Source data
>> START

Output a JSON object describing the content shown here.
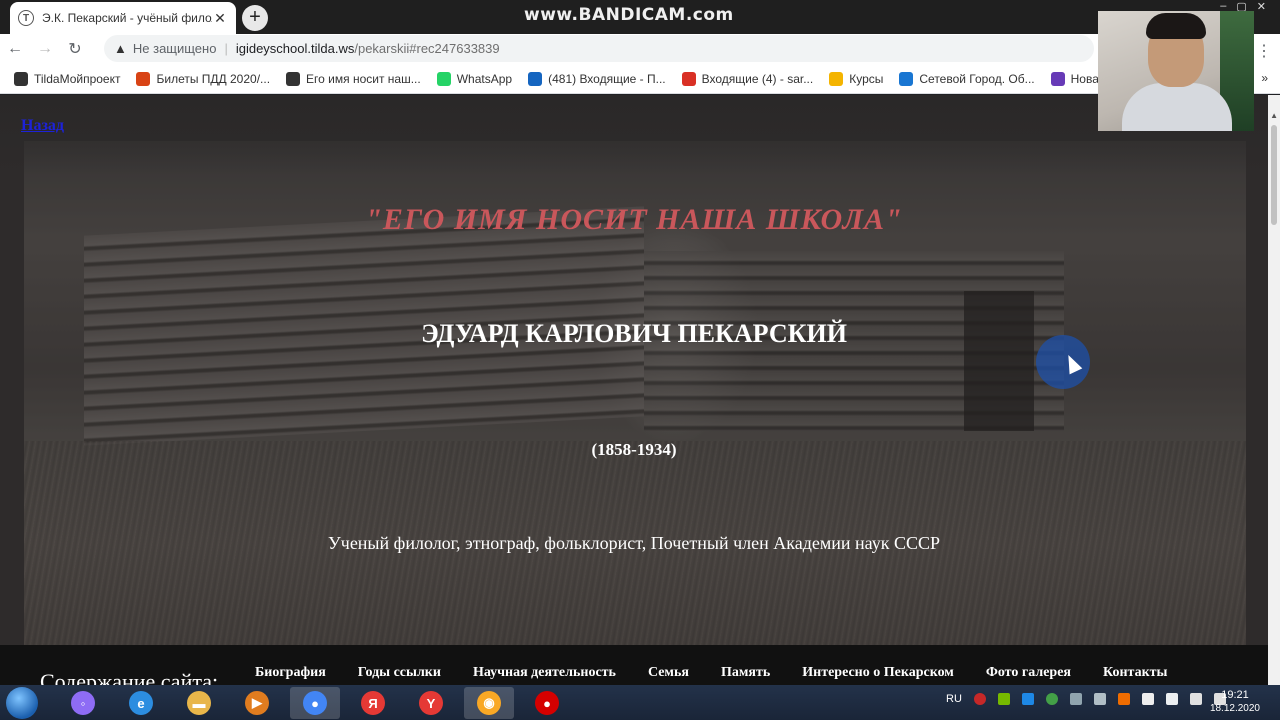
{
  "browser": {
    "tab_title": "Э.К. Пекарский - учёный филол",
    "tab_close": "✕",
    "new_tab": "+",
    "watermark": "www.BANDICAM.com",
    "security_label": "Не защищено",
    "url_host": "igideyschool.tilda.ws",
    "url_path": "/pekarskii#rec247633839"
  },
  "bookmarks": [
    {
      "label": "TildaМойпроект",
      "icon": "tilda-icon",
      "color": "#333333"
    },
    {
      "label": "Билеты ПДД 2020/...",
      "icon": "traffic-icon",
      "color": "#d84315"
    },
    {
      "label": "Его имя носит наш...",
      "icon": "tilda-icon",
      "color": "#333333"
    },
    {
      "label": "WhatsApp",
      "icon": "whatsapp-icon",
      "color": "#25d366"
    },
    {
      "label": "(481) Входящие - П...",
      "icon": "mail-icon",
      "color": "#1565c0"
    },
    {
      "label": "Входящие (4) - sar...",
      "icon": "gmail-icon",
      "color": "#d93025"
    },
    {
      "label": "Курсы",
      "icon": "classroom-icon",
      "color": "#f4b400"
    },
    {
      "label": "Сетевой Город. Об...",
      "icon": "school-icon",
      "color": "#1976d2"
    },
    {
      "label": "Новая фор",
      "icon": "forms-icon",
      "color": "#673ab7"
    }
  ],
  "bookmarks_more": "»",
  "page": {
    "back_link": "Назад",
    "tagline": "\"ЕГО ИМЯ НОСИТ НАША ШКОЛА\"",
    "name": "ЭДУАРД КАРЛОВИЧ ПЕКАРСКИЙ",
    "years": "(1858-1934)",
    "description": "Ученый филолог, этнограф, фольклорист, Почетный член Академии наук СССР",
    "nav_label": "Содержание сайта:",
    "nav_links": [
      "Биография",
      "Годы ссылки",
      "Научная деятельность",
      "Семья",
      "Память",
      "Интересно о Пекарском",
      "Фото галерея",
      "Контакты"
    ]
  },
  "taskbar": {
    "apps": [
      {
        "name": "alice-icon",
        "color": "#8e6cf5",
        "glyph": "◦"
      },
      {
        "name": "ie-icon",
        "color": "#2c8de0",
        "glyph": "e"
      },
      {
        "name": "folder-icon",
        "color": "#e8b64a",
        "glyph": "▬"
      },
      {
        "name": "media-player-icon",
        "color": "#e07c1f",
        "glyph": "▶"
      },
      {
        "name": "chrome-icon",
        "color": "#4285f4",
        "glyph": "●"
      },
      {
        "name": "yandex-icon",
        "color": "#e53935",
        "glyph": "Я"
      },
      {
        "name": "yandex-browser-icon",
        "color": "#e53935",
        "glyph": "Y"
      },
      {
        "name": "security-icon",
        "color": "#f9a825",
        "glyph": "◉"
      },
      {
        "name": "bandicam-icon",
        "color": "#d50000",
        "glyph": "●"
      }
    ],
    "language": "RU",
    "time": "19:21",
    "date": "18.12.2020"
  }
}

>> END

Copy each line of the records precisely and drop any images they hold.

Output a JSON object describing the content shown here.
{
  "browser": {
    "tab_title": "Э.К. Пекарский - учёный филол",
    "tab_close": "✕",
    "new_tab": "+",
    "watermark": "www.BANDICAM.com",
    "security_label": "Не защищено",
    "url_host": "igideyschool.tilda.ws",
    "url_path": "/pekarskii#rec247633839"
  },
  "bookmarks": [
    {
      "label": "TildaМойпроект",
      "icon": "tilda-icon",
      "color": "#333333"
    },
    {
      "label": "Билеты ПДД 2020/...",
      "icon": "traffic-icon",
      "color": "#d84315"
    },
    {
      "label": "Его имя носит наш...",
      "icon": "tilda-icon",
      "color": "#333333"
    },
    {
      "label": "WhatsApp",
      "icon": "whatsapp-icon",
      "color": "#25d366"
    },
    {
      "label": "(481) Входящие - П...",
      "icon": "mail-icon",
      "color": "#1565c0"
    },
    {
      "label": "Входящие (4) - sar...",
      "icon": "gmail-icon",
      "color": "#d93025"
    },
    {
      "label": "Курсы",
      "icon": "classroom-icon",
      "color": "#f4b400"
    },
    {
      "label": "Сетевой Город. Об...",
      "icon": "school-icon",
      "color": "#1976d2"
    },
    {
      "label": "Новая фор",
      "icon": "forms-icon",
      "color": "#673ab7"
    }
  ],
  "bookmarks_more": "»",
  "page": {
    "back_link": "Назад",
    "tagline": "\"ЕГО ИМЯ НОСИТ НАША ШКОЛА\"",
    "name": "ЭДУАРД КАРЛОВИЧ ПЕКАРСКИЙ",
    "years": "(1858-1934)",
    "description": "Ученый филолог, этнограф, фольклорист, Почетный член Академии наук СССР",
    "nav_label": "Содержание сайта:",
    "nav_links": [
      "Биография",
      "Годы ссылки",
      "Научная деятельность",
      "Семья",
      "Память",
      "Интересно о Пекарском",
      "Фото галерея",
      "Контакты"
    ]
  },
  "taskbar": {
    "apps": [
      {
        "name": "alice-icon",
        "color": "#8e6cf5",
        "glyph": "◦"
      },
      {
        "name": "ie-icon",
        "color": "#2c8de0",
        "glyph": "e"
      },
      {
        "name": "folder-icon",
        "color": "#e8b64a",
        "glyph": "▬"
      },
      {
        "name": "media-player-icon",
        "color": "#e07c1f",
        "glyph": "▶"
      },
      {
        "name": "chrome-icon",
        "color": "#4285f4",
        "glyph": "●"
      },
      {
        "name": "yandex-icon",
        "color": "#e53935",
        "glyph": "Я"
      },
      {
        "name": "yandex-browser-icon",
        "color": "#e53935",
        "glyph": "Y"
      },
      {
        "name": "security-icon",
        "color": "#f9a825",
        "glyph": "◉"
      },
      {
        "name": "bandicam-icon",
        "color": "#d50000",
        "glyph": "●"
      }
    ],
    "language": "RU",
    "time": "19:21",
    "date": "18.12.2020"
  }
}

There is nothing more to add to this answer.